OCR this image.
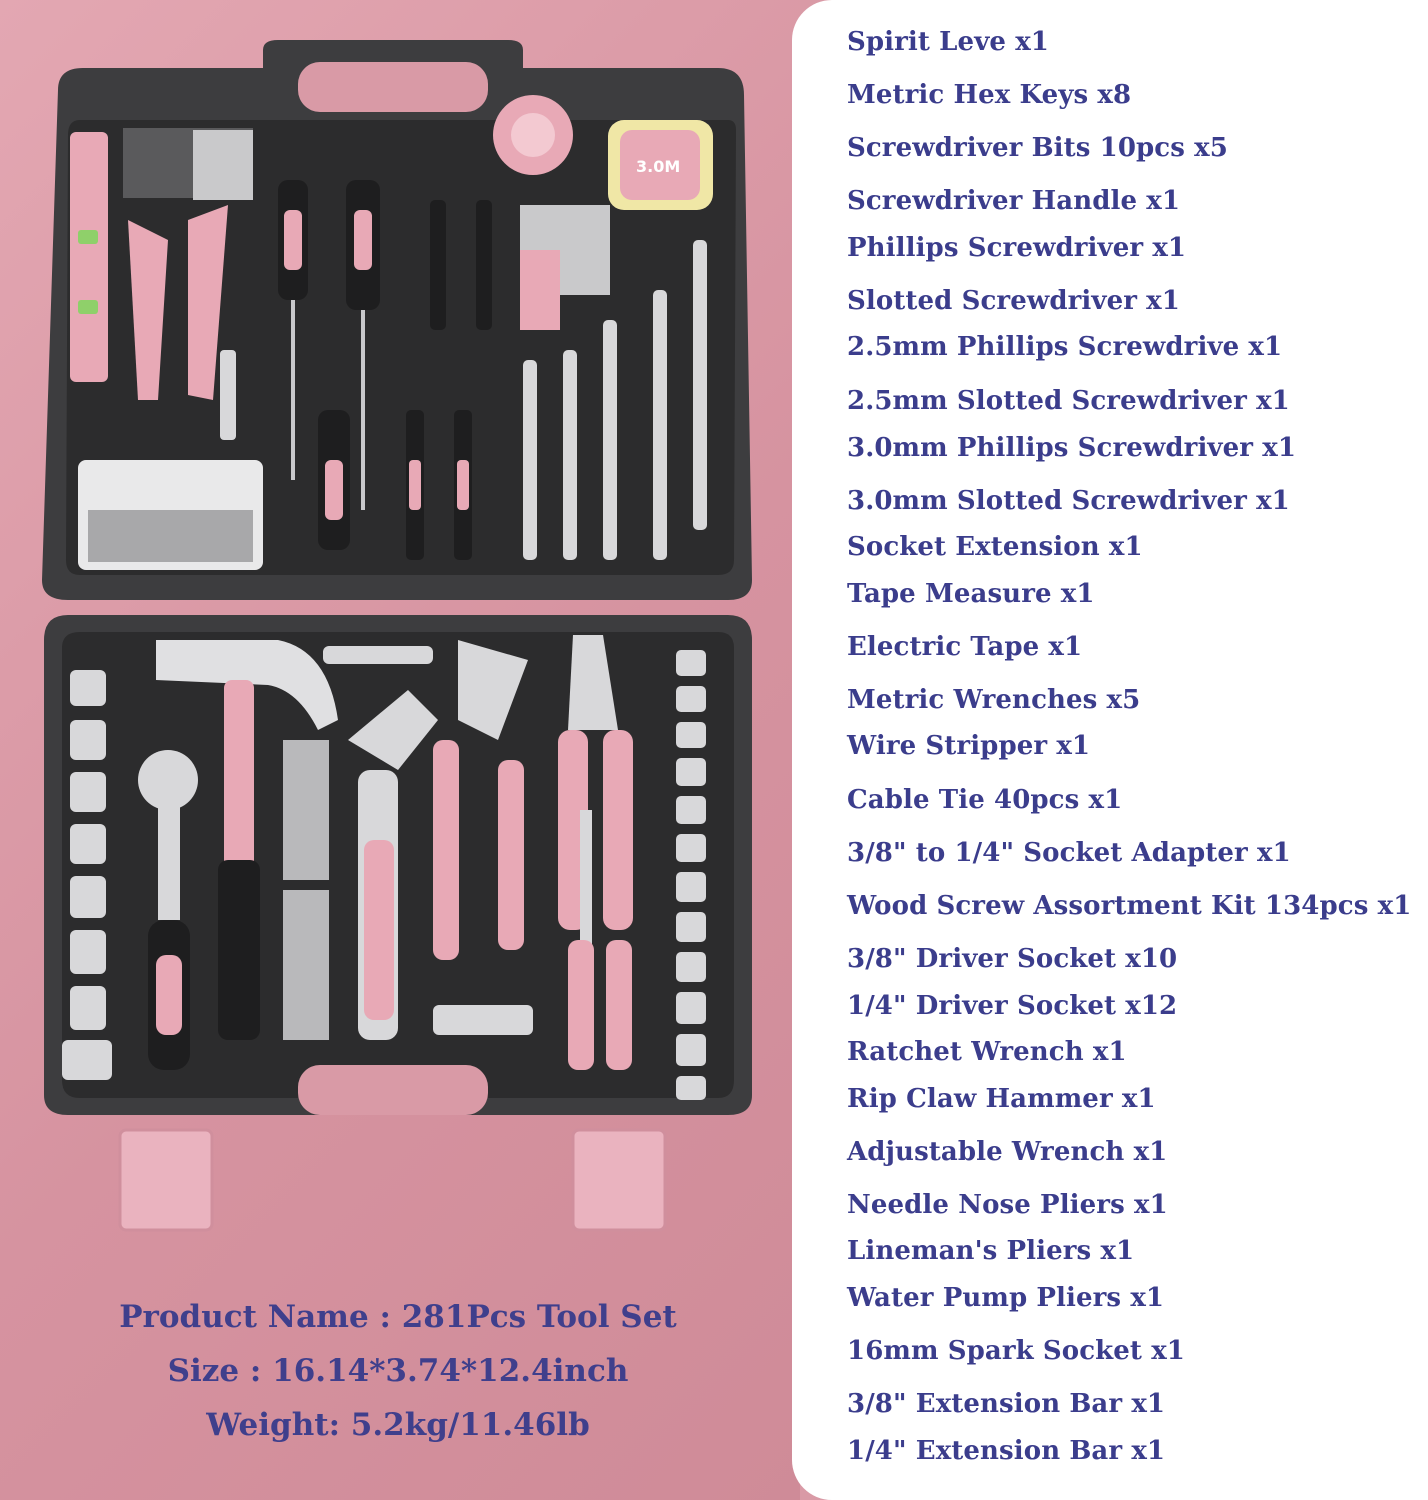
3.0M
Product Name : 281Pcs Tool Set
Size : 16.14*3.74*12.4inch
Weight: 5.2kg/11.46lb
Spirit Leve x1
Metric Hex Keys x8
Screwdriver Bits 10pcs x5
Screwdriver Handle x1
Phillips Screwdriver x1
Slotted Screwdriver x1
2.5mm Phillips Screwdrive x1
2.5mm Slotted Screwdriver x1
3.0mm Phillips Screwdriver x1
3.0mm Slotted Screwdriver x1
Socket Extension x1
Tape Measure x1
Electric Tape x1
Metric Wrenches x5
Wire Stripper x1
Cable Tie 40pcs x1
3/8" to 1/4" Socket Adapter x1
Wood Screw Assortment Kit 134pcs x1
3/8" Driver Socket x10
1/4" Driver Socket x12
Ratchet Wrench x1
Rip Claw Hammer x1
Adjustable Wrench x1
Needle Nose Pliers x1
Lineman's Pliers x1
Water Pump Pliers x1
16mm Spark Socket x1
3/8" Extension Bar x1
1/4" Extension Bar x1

###

### Task description
Identify each line in the entries with the word "Pliers" and copy it.

### Answer to this problem
Needle Nose Pliers x1
Lineman's Pliers x1
Water Pump Pliers x1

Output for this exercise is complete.